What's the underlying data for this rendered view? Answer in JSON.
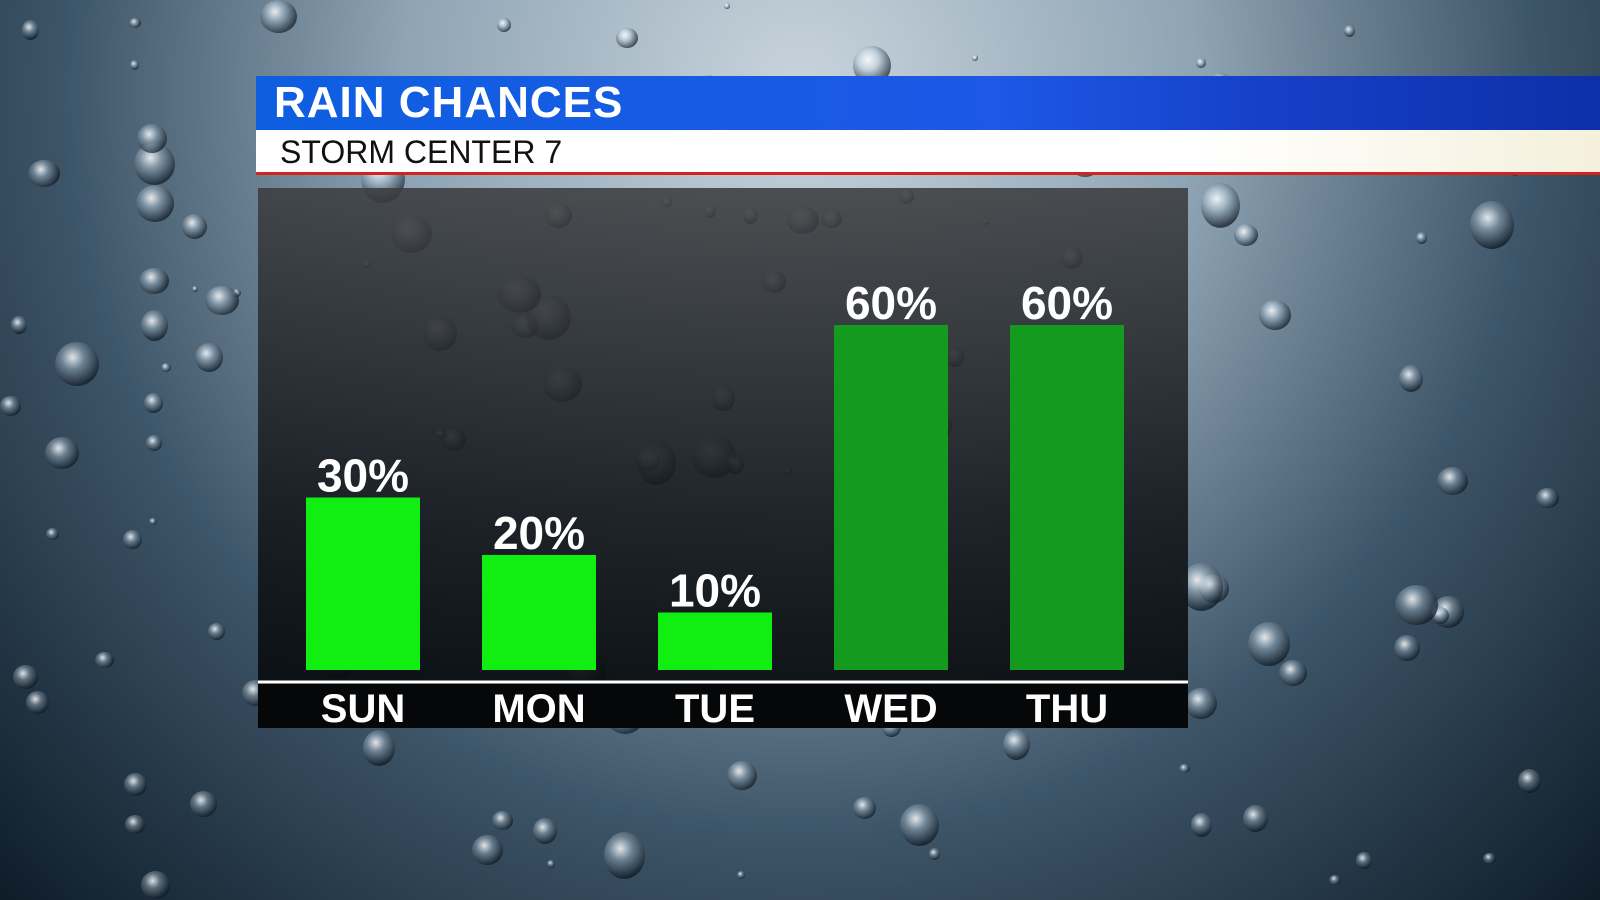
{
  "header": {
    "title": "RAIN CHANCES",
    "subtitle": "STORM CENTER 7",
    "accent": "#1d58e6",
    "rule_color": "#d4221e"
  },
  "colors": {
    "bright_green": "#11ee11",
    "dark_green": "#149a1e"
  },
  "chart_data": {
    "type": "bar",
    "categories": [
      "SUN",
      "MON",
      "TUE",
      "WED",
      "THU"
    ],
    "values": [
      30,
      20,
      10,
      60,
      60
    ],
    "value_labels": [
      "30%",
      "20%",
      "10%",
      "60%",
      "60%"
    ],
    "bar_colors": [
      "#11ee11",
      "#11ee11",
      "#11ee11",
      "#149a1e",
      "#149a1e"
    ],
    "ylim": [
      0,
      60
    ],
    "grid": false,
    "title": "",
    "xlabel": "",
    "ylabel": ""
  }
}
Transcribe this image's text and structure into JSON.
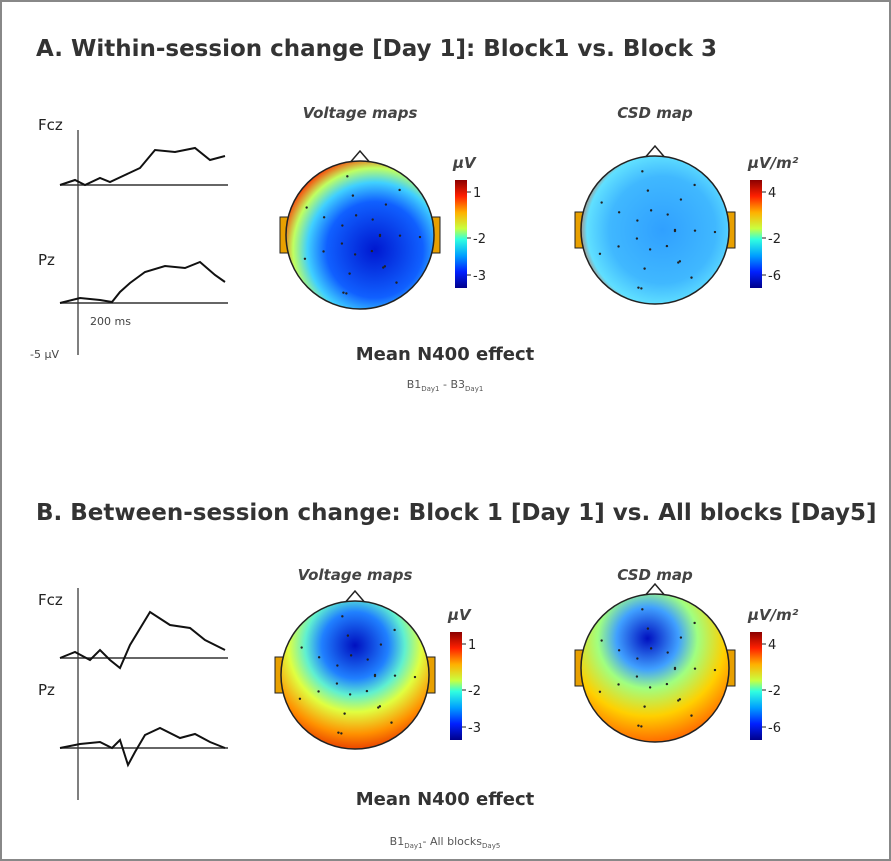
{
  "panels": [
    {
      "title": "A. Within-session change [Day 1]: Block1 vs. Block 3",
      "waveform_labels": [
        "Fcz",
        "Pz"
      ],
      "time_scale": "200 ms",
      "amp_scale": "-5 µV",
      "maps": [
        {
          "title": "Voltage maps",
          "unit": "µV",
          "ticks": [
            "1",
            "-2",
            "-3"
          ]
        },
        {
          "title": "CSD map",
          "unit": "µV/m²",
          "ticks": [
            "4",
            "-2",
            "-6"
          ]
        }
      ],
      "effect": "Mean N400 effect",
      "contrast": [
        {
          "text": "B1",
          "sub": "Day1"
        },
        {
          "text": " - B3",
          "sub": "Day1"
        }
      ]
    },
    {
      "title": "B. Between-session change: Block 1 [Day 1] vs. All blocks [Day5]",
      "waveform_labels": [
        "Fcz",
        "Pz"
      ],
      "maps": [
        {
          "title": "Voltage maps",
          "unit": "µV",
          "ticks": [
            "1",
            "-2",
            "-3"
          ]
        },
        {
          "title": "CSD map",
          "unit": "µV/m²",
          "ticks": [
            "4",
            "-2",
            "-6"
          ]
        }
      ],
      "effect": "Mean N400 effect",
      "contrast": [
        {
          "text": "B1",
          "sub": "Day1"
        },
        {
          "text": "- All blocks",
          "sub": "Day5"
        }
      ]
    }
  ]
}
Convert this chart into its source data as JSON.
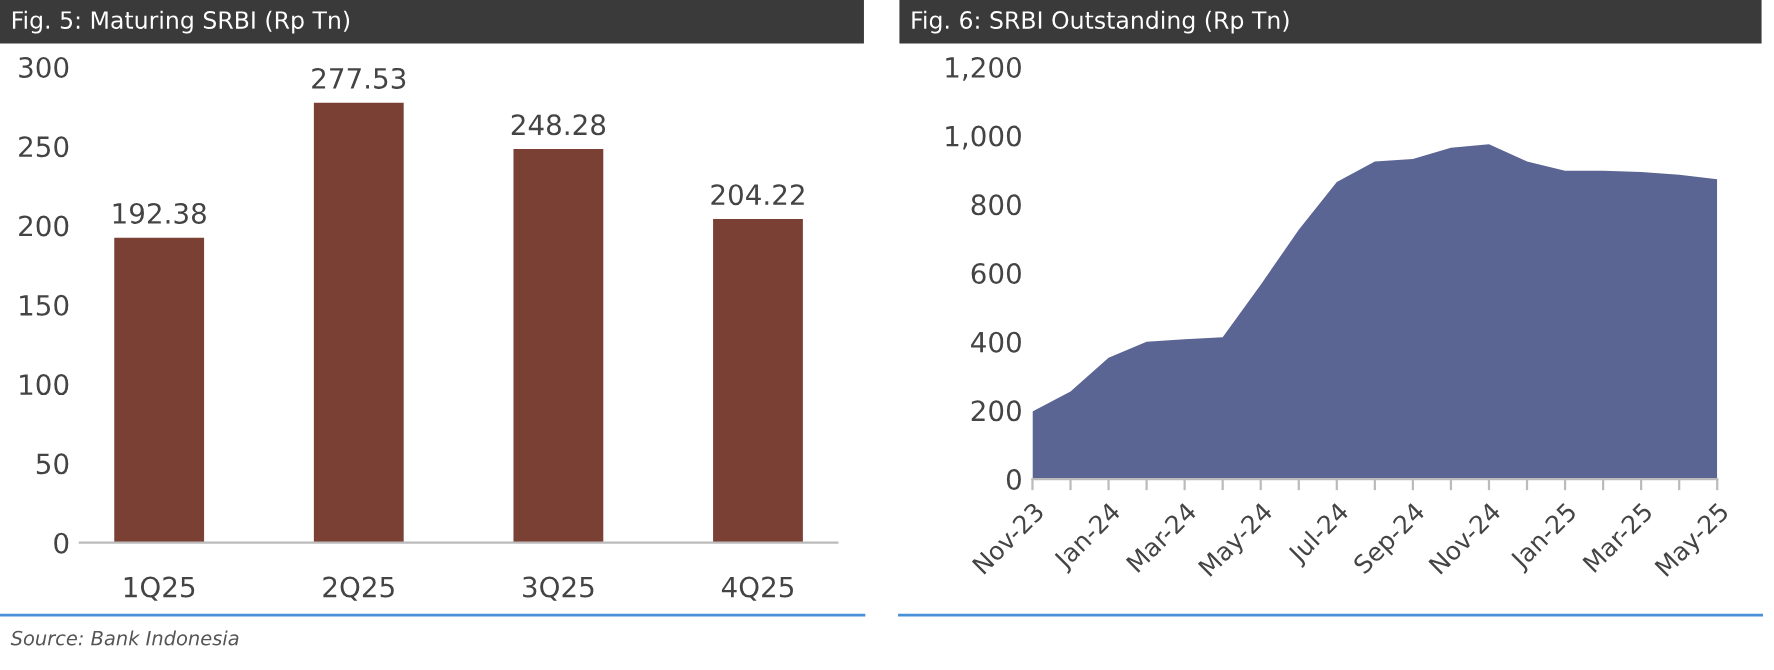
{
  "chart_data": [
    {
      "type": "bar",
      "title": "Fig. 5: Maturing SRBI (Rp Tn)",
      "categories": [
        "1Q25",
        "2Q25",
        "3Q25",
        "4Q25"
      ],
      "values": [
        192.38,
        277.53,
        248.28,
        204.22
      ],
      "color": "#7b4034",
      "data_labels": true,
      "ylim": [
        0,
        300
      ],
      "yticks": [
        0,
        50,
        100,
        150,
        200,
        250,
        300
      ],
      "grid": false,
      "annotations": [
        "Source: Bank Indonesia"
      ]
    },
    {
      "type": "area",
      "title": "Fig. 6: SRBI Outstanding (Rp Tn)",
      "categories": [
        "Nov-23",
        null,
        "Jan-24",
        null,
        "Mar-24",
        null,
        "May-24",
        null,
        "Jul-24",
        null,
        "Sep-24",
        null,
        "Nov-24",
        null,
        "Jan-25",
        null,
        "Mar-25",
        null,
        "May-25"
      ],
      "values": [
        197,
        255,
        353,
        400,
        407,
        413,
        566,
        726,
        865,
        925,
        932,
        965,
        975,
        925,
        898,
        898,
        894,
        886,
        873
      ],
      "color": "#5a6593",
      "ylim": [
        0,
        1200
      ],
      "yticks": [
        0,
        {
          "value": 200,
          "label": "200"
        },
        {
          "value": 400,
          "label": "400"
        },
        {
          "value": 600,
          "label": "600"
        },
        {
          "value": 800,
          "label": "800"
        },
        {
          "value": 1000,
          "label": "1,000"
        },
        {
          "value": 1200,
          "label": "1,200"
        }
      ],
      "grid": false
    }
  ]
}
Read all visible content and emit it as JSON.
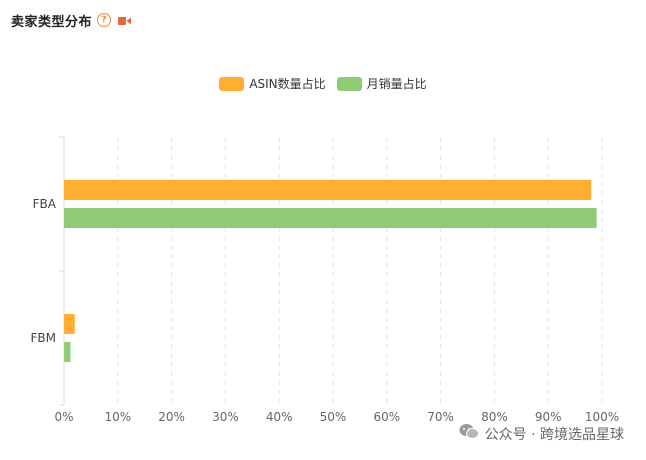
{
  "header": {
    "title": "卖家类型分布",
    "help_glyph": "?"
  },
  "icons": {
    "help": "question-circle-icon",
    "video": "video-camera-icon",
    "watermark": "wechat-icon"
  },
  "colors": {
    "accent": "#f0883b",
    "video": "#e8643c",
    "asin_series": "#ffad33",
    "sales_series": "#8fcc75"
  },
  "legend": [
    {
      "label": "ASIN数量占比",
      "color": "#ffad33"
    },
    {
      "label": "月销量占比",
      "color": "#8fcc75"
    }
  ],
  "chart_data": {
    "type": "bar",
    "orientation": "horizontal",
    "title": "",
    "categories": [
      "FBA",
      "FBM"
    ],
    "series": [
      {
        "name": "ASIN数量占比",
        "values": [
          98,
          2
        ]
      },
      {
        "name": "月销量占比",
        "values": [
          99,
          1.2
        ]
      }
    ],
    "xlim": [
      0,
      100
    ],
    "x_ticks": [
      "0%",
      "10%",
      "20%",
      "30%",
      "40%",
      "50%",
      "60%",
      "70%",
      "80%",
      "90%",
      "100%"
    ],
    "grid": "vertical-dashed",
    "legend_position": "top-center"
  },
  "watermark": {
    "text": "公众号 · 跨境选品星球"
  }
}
══════
_SHORT TASK_
Write out again every line above exactly as given; the pictures do not belong in the copy.

_RESULT_
What's the underlying data for this rendered view? Answer in JSON.
{
  "header": {
    "title": "RAIN CHANCES",
    "subtitle": "STORM CENTER 7",
    "accent": "#1d58e6",
    "rule_color": "#d4221e"
  },
  "colors": {
    "bright_green": "#11ee11",
    "dark_green": "#149a1e"
  },
  "chart_data": {
    "type": "bar",
    "categories": [
      "SUN",
      "MON",
      "TUE",
      "WED",
      "THU"
    ],
    "values": [
      30,
      20,
      10,
      60,
      60
    ],
    "value_labels": [
      "30%",
      "20%",
      "10%",
      "60%",
      "60%"
    ],
    "bar_colors": [
      "#11ee11",
      "#11ee11",
      "#11ee11",
      "#149a1e",
      "#149a1e"
    ],
    "ylim": [
      0,
      60
    ],
    "grid": false,
    "title": "",
    "xlabel": "",
    "ylabel": ""
  }
}
Transcribe this image's text and structure into JSON.
{
  "panels": [
    {
      "title": "A. Within-session change [Day 1]: Block1 vs. Block 3",
      "waveform_labels": [
        "Fcz",
        "Pz"
      ],
      "time_scale": "200 ms",
      "amp_scale": "-5 µV",
      "maps": [
        {
          "title": "Voltage maps",
          "unit": "µV",
          "ticks": [
            "1",
            "-2",
            "-3"
          ]
        },
        {
          "title": "CSD map",
          "unit": "µV/m²",
          "ticks": [
            "4",
            "-2",
            "-6"
          ]
        }
      ],
      "effect": "Mean N400 effect",
      "contrast": [
        {
          "text": "B1",
          "sub": "Day1"
        },
        {
          "text": " - B3",
          "sub": "Day1"
        }
      ]
    },
    {
      "title": "B. Between-session change: Block 1 [Day 1] vs. All blocks [Day5]",
      "waveform_labels": [
        "Fcz",
        "Pz"
      ],
      "maps": [
        {
          "title": "Voltage maps",
          "unit": "µV",
          "ticks": [
            "1",
            "-2",
            "-3"
          ]
        },
        {
          "title": "CSD map",
          "unit": "µV/m²",
          "ticks": [
            "4",
            "-2",
            "-6"
          ]
        }
      ],
      "effect": "Mean N400 effect",
      "contrast": [
        {
          "text": "B1",
          "sub": "Day1"
        },
        {
          "text": "- All blocks",
          "sub": "Day5"
        }
      ]
    }
  ]
}
Convert this chart into its source data as JSON.
{
  "chart_data": [
    {
      "type": "bar",
      "title": "Fig. 5: Maturing SRBI (Rp Tn)",
      "categories": [
        "1Q25",
        "2Q25",
        "3Q25",
        "4Q25"
      ],
      "values": [
        192.38,
        277.53,
        248.28,
        204.22
      ],
      "color": "#7b4034",
      "data_labels": true,
      "ylim": [
        0,
        300
      ],
      "yticks": [
        0,
        50,
        100,
        150,
        200,
        250,
        300
      ],
      "grid": false,
      "annotations": [
        "Source: Bank Indonesia"
      ]
    },
    {
      "type": "area",
      "title": "Fig. 6: SRBI Outstanding (Rp Tn)",
      "categories": [
        "Nov-23",
        null,
        "Jan-24",
        null,
        "Mar-24",
        null,
        "May-24",
        null,
        "Jul-24",
        null,
        "Sep-24",
        null,
        "Nov-24",
        null,
        "Jan-25",
        null,
        "Mar-25",
        null,
        "May-25"
      ],
      "values": [
        197,
        255,
        353,
        400,
        407,
        413,
        566,
        726,
        865,
        925,
        932,
        965,
        975,
        925,
        898,
        898,
        894,
        886,
        873
      ],
      "color": "#5a6593",
      "ylim": [
        0,
        1200
      ],
      "yticks": [
        0,
        {
          "value": 200,
          "label": "200"
        },
        {
          "value": 400,
          "label": "400"
        },
        {
          "value": 600,
          "label": "600"
        },
        {
          "value": 800,
          "label": "800"
        },
        {
          "value": 1000,
          "label": "1,000"
        },
        {
          "value": 1200,
          "label": "1,200"
        }
      ],
      "grid": false
    }
  ]
}
Read all visible content and emit it as JSON.
{
  "header": {
    "title": "卖家类型分布",
    "help_glyph": "?"
  },
  "icons": {
    "help": "question-circle-icon",
    "video": "video-camera-icon",
    "watermark": "wechat-icon"
  },
  "colors": {
    "accent": "#f0883b",
    "video": "#e8643c",
    "asin_series": "#ffad33",
    "sales_series": "#8fcc75"
  },
  "legend": [
    {
      "label": "ASIN数量占比",
      "color": "#ffad33"
    },
    {
      "label": "月销量占比",
      "color": "#8fcc75"
    }
  ],
  "chart_data": {
    "type": "bar",
    "orientation": "horizontal",
    "title": "",
    "categories": [
      "FBA",
      "FBM"
    ],
    "series": [
      {
        "name": "ASIN数量占比",
        "values": [
          98,
          2
        ]
      },
      {
        "name": "月销量占比",
        "values": [
          99,
          1.2
        ]
      }
    ],
    "xlim": [
      0,
      100
    ],
    "x_ticks": [
      "0%",
      "10%",
      "20%",
      "30%",
      "40%",
      "50%",
      "60%",
      "70%",
      "80%",
      "90%",
      "100%"
    ],
    "grid": "vertical-dashed",
    "legend_position": "top-center"
  },
  "watermark": {
    "text": "公众号 · 跨境选品星球"
  }
}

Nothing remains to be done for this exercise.